▶ TASK TO COMPLETE
Copy all lines in which the word "owner" can be found.

-- BEGIN PROVIDED RECORDS --

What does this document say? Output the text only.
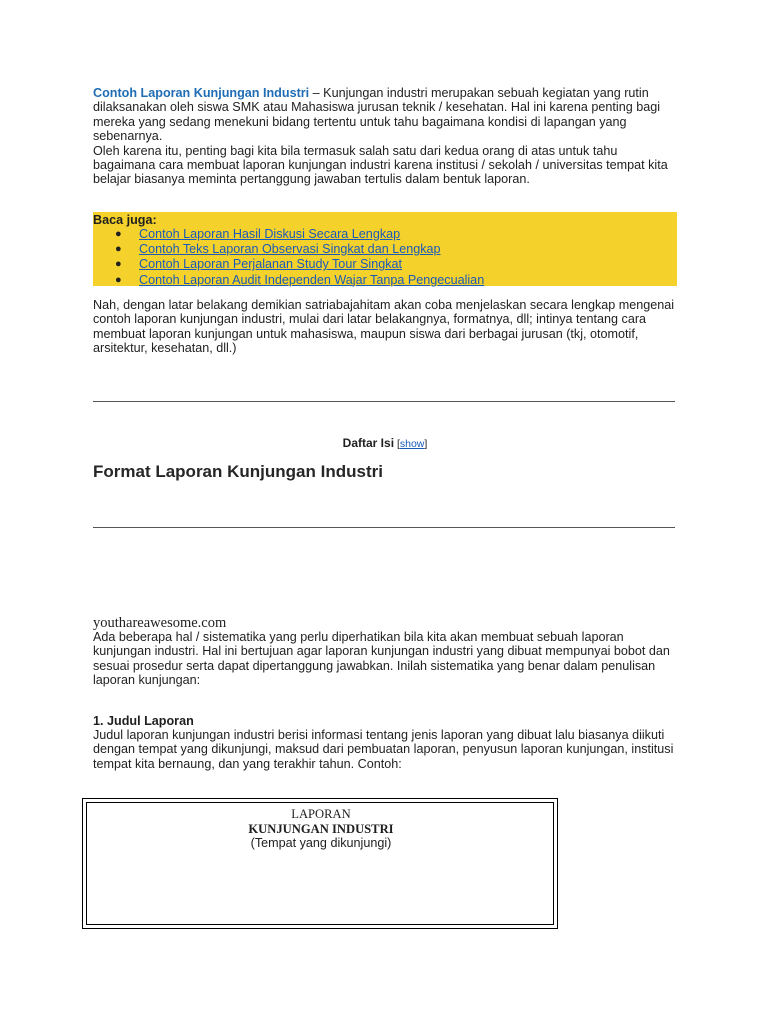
Contoh Laporan Kunjungan Industri – Kunjungan industri merupakan sebuah kegiatan yang rutin dilaksanakan oleh siswa SMK atau Mahasiswa jurusan teknik / kesehatan. Hal ini karena penting bagi mereka yang sedang menekuni bidang tertentu untuk tahu bagaimana kondisi di lapangan yang sebenarnya.

Oleh karena itu, penting bagi kita bila termasuk salah satu dari kedua orang di atas untuk tahu bagaimana cara membuat laporan kunjungan industri karena institusi / sekolah / universitas tempat kita belajar biasanya meminta pertanggung jawaban tertulis dalam bentuk laporan.

Baca juga:
● Contoh Laporan Hasil Diskusi Secara Lengkap
● Contoh Teks Laporan Observasi Singkat dan Lengkap
● Contoh Laporan Perjalanan Study Tour Singkat
● Contoh Laporan Audit Independen Wajar Tanpa Pengecualian

Nah, dengan latar belakang demikian satriabajahitam akan coba menjelaskan secara lengkap mengenai contoh laporan kunjungan industri, mulai dari latar belakangnya, formatnya, dll; intinya tentang cara membuat laporan kunjungan untuk mahasiswa, maupun siswa dari berbagai jurusan (tkj, otomotif, arsitektur, kesehatan, dll.)

Daftar Isi [show]
Format Laporan Kunjungan Industri
youthareawesome.com

Ada beberapa hal / sistematika yang perlu diperhatikan bila kita akan membuat sebuah laporan kunjungan industri. Hal ini bertujuan agar laporan kunjungan industri yang dibuat mempunyai bobot dan sesuai prosedur serta dapat dipertanggung jawabkan. Inilah sistematika yang benar dalam penulisan laporan kunjungan:

1. Judul Laporan

Judul laporan kunjungan industri berisi informasi tentang jenis laporan yang dibuat lalu biasanya diikuti dengan tempat yang dikunjungi, maksud dari pembuatan laporan, penyusun laporan kunjungan, institusi tempat kita bernaung, dan yang terakhir tahun. Contoh:

LAPORAN
KUNJUNGAN INDUSTRI
(Tempat yang dikunjungi)
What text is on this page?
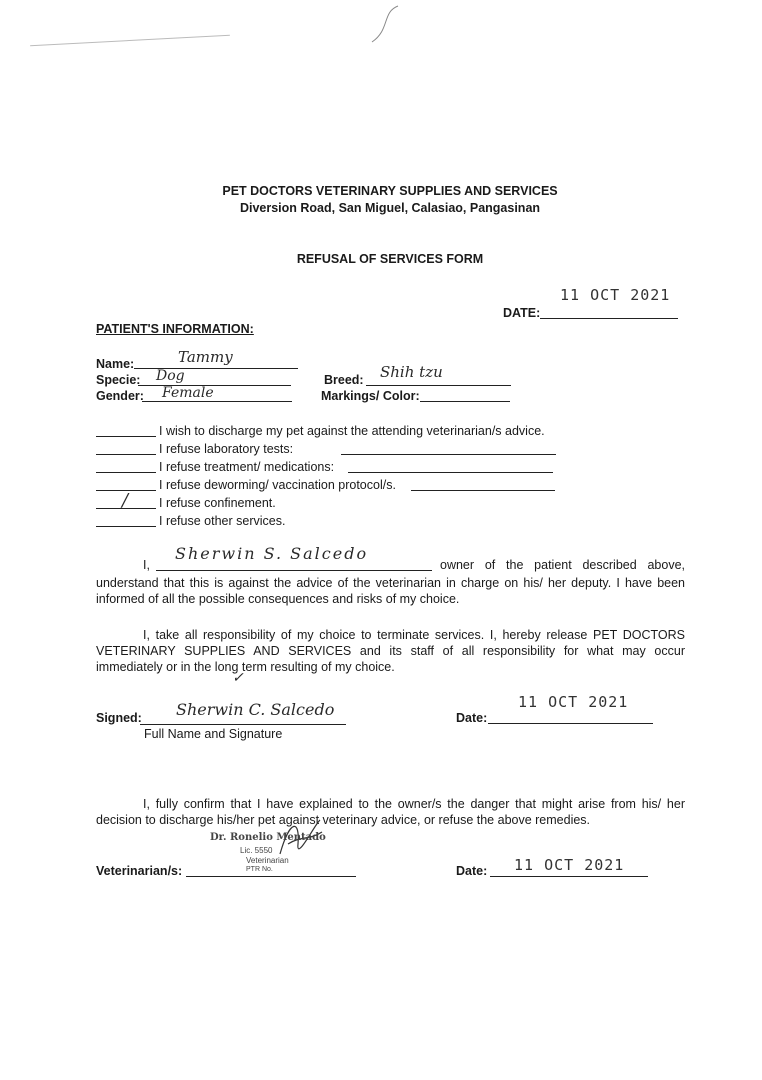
PET DOCTORS VETERINARY SUPPLIES AND SERVICES
Diversion Road, San Miguel, Calasiao, Pangasinan
REFUSAL OF SERVICES FORM
11 OCT 2021
DATE:
PATIENT'S INFORMATION:
Name:	Tammy
Specie: Dog
Gender: Female
Breed: Shih tzu
Markings/ Color:
I wish to discharge my pet against the attending veterinarian/s advice.
I refuse laboratory tests:
I refuse treatment/ medications:
I refuse deworming/ vaccination protocol/s.
/ I refuse confinement.
I refuse other services.
I,
Sherwin S. Salcedo
owner of the patient described above,
understand that this is against the advice of the veterinarian in charge on his/ her deputy. I have been informed of all the possible consequences and risks of my choice.
I, take all responsibility of my choice to terminate services. I, hereby release PET DOCTORS VETERINARY SUPPLIES AND SERVICES and its staff of all responsibility for what may occur immediately or in the long term resulting of my choice.
✓
Signed: Sherwin C. Salcedo
Full Name and Signature
11 OCT 2021
Date:
I, fully confirm that I have explained to the owner/s the danger that might arise from his/ her decision to discharge his/her pet against veterinary advice, or refuse the above remedies.
Dr. Ronelio Mentado
Lic. 5550
Veterinarian
PTR No.
Veterinarian/s:	11 OCT 2021
Date:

-- END PROVIDED RECORDS --

▶ RESULT
owner of the patient described above,
I, fully confirm that I have explained to the owner/s the danger that might arise from his/ her decision to discharge his/her pet against veterinary advice, or refuse the above remedies.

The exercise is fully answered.